RECORDS TO USE
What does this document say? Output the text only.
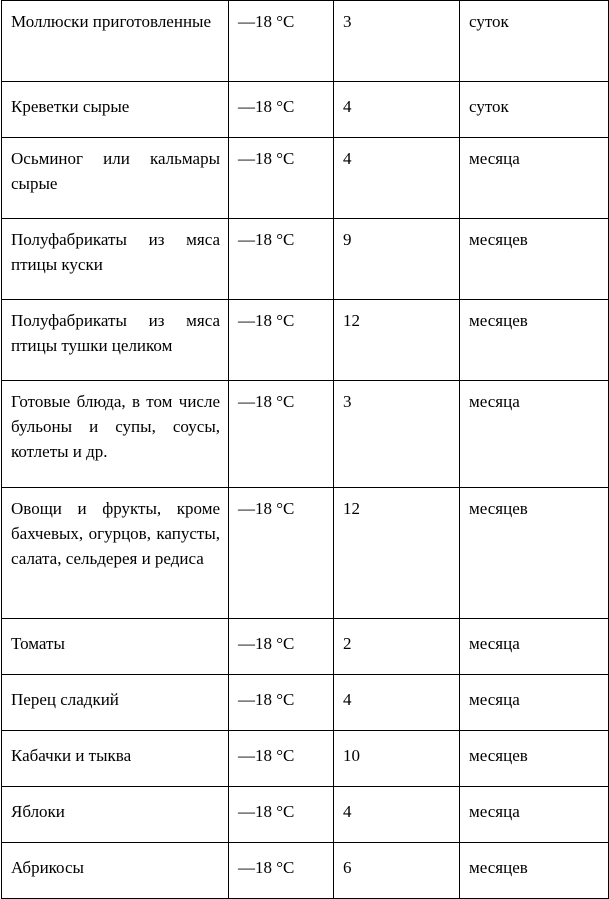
Моллюски приготовленные	—18 °С	3	суток
Креветки сырые	—18 °С	4	суток
Осьминог или кальмары сырые	—18 °С	4	месяца
Полуфабрикаты из мяса птицы куски	—18 °С	9	месяцев
Полуфабрикаты из мяса птицы тушки целиком	—18 °С	12	месяцев
Готовые блюда, в том числе бульоны и супы, соусы, котлеты и др.	—18 °С	3	месяца
Овощи и фрукты, кроме бахчевых, огурцов, капусты, салата, сельдерея и редиса	—18 °С	12	месяцев
Томаты	—18 °С	2	месяца
Перец сладкий	—18 °С	4	месяца
Кабачки и тыква	—18 °С	10	месяцев
Яблоки	—18 °С	4	месяца
Абрикосы	—18 °С	6	месяцев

TASK PROMPT
Write out each line of the data exactly; the images should be left out.

SOLUTION TO THIS EXERCISE
What does this document say? Output the text only.
Моллюски приготовленные	—18 °С	3	суток
Креветки сырые	—18 °С	4	суток
Осьминог или кальмары сырые	—18 °С	4	месяца
Полуфабрикаты из мяса птицы куски	—18 °С	9	месяцев
Полуфабрикаты из мяса птицы тушки целиком	—18 °С	12	месяцев
Готовые блюда, в том числе бульоны и супы, соусы, котлеты и др.	—18 °С	3	месяца
Овощи и фрукты, кроме бахчевых, огурцов, капусты, салата, сельдерея и редиса	—18 °С	12	месяцев
Томаты	—18 °С	2	месяца
Перец сладкий	—18 °С	4	месяца
Кабачки и тыква	—18 °С	10	месяцев
Яблоки	—18 °С	4	месяца
Абрикосы	—18 °С	6	месяцев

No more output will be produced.